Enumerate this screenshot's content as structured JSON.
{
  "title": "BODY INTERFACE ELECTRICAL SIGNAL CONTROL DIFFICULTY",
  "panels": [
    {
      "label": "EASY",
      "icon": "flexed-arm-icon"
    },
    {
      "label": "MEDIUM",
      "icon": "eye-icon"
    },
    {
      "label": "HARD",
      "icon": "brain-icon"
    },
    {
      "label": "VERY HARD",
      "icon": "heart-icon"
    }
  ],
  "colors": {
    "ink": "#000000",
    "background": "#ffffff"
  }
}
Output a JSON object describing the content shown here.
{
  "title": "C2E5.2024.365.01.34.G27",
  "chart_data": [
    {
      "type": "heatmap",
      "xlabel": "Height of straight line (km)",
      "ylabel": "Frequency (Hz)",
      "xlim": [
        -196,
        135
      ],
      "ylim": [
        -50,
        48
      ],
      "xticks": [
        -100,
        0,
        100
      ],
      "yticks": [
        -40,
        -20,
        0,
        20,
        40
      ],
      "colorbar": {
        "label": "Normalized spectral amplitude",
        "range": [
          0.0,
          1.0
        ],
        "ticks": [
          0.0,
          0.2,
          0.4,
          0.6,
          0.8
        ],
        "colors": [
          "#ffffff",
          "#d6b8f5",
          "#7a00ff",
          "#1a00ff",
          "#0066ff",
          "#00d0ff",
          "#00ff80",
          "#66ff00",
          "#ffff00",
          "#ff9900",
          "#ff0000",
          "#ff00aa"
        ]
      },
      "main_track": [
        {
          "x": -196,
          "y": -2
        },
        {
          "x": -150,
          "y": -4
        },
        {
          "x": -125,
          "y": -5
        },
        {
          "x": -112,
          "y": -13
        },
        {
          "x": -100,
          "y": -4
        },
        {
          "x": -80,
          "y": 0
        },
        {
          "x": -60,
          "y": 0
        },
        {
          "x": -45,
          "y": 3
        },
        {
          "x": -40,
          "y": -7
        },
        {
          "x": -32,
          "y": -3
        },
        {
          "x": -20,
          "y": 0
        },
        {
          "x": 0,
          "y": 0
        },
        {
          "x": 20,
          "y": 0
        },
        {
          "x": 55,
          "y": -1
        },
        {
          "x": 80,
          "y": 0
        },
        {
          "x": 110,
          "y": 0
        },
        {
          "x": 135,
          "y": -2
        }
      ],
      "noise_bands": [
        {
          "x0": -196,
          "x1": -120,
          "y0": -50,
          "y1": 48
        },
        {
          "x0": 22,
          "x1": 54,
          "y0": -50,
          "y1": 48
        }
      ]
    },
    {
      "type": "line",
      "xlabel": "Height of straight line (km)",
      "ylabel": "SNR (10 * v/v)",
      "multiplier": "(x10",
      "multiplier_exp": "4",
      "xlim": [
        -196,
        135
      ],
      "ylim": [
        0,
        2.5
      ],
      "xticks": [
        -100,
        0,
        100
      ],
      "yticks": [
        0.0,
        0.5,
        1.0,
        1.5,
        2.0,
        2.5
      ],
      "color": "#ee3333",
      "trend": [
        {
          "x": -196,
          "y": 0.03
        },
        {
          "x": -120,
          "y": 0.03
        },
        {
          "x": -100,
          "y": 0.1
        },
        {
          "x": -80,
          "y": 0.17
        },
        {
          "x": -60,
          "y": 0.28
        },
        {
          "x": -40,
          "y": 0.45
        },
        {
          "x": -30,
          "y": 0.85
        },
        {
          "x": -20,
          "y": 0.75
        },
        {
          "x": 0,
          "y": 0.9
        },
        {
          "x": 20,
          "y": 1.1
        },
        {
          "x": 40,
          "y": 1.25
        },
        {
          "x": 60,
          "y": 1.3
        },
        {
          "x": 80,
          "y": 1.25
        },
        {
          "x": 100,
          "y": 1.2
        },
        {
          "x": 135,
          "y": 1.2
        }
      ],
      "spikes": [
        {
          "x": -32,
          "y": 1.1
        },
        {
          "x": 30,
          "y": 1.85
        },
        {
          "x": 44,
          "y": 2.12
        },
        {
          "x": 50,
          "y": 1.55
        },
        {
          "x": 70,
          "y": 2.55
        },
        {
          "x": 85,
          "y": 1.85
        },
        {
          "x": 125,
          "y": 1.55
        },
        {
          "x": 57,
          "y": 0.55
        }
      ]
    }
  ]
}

^^^^

*Exercise*. Please output the complete data exactly.

*Final result*.
Enumerate this screenshot's content as structured JSON.
{
  "title": "BODY INTERFACE ELECTRICAL SIGNAL CONTROL DIFFICULTY",
  "panels": [
    {
      "label": "EASY",
      "icon": "flexed-arm-icon"
    },
    {
      "label": "MEDIUM",
      "icon": "eye-icon"
    },
    {
      "label": "HARD",
      "icon": "brain-icon"
    },
    {
      "label": "VERY HARD",
      "icon": "heart-icon"
    }
  ],
  "colors": {
    "ink": "#000000",
    "background": "#ffffff"
  }
}
Output a JSON object describing the content shown here.
{
  "title": "C2E5.2024.365.01.34.G27",
  "chart_data": [
    {
      "type": "heatmap",
      "xlabel": "Height of straight line (km)",
      "ylabel": "Frequency (Hz)",
      "xlim": [
        -196,
        135
      ],
      "ylim": [
        -50,
        48
      ],
      "xticks": [
        -100,
        0,
        100
      ],
      "yticks": [
        -40,
        -20,
        0,
        20,
        40
      ],
      "colorbar": {
        "label": "Normalized spectral amplitude",
        "range": [
          0.0,
          1.0
        ],
        "ticks": [
          0.0,
          0.2,
          0.4,
          0.6,
          0.8
        ],
        "colors": [
          "#ffffff",
          "#d6b8f5",
          "#7a00ff",
          "#1a00ff",
          "#0066ff",
          "#00d0ff",
          "#00ff80",
          "#66ff00",
          "#ffff00",
          "#ff9900",
          "#ff0000",
          "#ff00aa"
        ]
      },
      "main_track": [
        {
          "x": -196,
          "y": -2
        },
        {
          "x": -150,
          "y": -4
        },
        {
          "x": -125,
          "y": -5
        },
        {
          "x": -112,
          "y": -13
        },
        {
          "x": -100,
          "y": -4
        },
        {
          "x": -80,
          "y": 0
        },
        {
          "x": -60,
          "y": 0
        },
        {
          "x": -45,
          "y": 3
        },
        {
          "x": -40,
          "y": -7
        },
        {
          "x": -32,
          "y": -3
        },
        {
          "x": -20,
          "y": 0
        },
        {
          "x": 0,
          "y": 0
        },
        {
          "x": 20,
          "y": 0
        },
        {
          "x": 55,
          "y": -1
        },
        {
          "x": 80,
          "y": 0
        },
        {
          "x": 110,
          "y": 0
        },
        {
          "x": 135,
          "y": -2
        }
      ],
      "noise_bands": [
        {
          "x0": -196,
          "x1": -120,
          "y0": -50,
          "y1": 48
        },
        {
          "x0": 22,
          "x1": 54,
          "y0": -50,
          "y1": 48
        }
      ]
    },
    {
      "type": "line",
      "xlabel": "Height of straight line (km)",
      "ylabel": "SNR (10 * v/v)",
      "multiplier": "(x10",
      "multiplier_exp": "4",
      "xlim": [
        -196,
        135
      ],
      "ylim": [
        0,
        2.5
      ],
      "xticks": [
        -100,
        0,
        100
      ],
      "yticks": [
        0.0,
        0.5,
        1.0,
        1.5,
        2.0,
        2.5
      ],
      "color": "#ee3333",
      "trend": [
        {
          "x": -196,
          "y": 0.03
        },
        {
          "x": -120,
          "y": 0.03
        },
        {
          "x": -100,
          "y": 0.1
        },
        {
          "x": -80,
          "y": 0.17
        },
        {
          "x": -60,
          "y": 0.28
        },
        {
          "x": -40,
          "y": 0.45
        },
        {
          "x": -30,
          "y": 0.85
        },
        {
          "x": -20,
          "y": 0.75
        },
        {
          "x": 0,
          "y": 0.9
        },
        {
          "x": 20,
          "y": 1.1
        },
        {
          "x": 40,
          "y": 1.25
        },
        {
          "x": 60,
          "y": 1.3
        },
        {
          "x": 80,
          "y": 1.25
        },
        {
          "x": 100,
          "y": 1.2
        },
        {
          "x": 135,
          "y": 1.2
        }
      ],
      "spikes": [
        {
          "x": -32,
          "y": 1.1
        },
        {
          "x": 30,
          "y": 1.85
        },
        {
          "x": 44,
          "y": 2.12
        },
        {
          "x": 50,
          "y": 1.55
        },
        {
          "x": 70,
          "y": 2.55
        },
        {
          "x": 85,
          "y": 1.85
        },
        {
          "x": 125,
          "y": 1.55
        },
        {
          "x": 57,
          "y": 0.55
        }
      ]
    }
  ]
}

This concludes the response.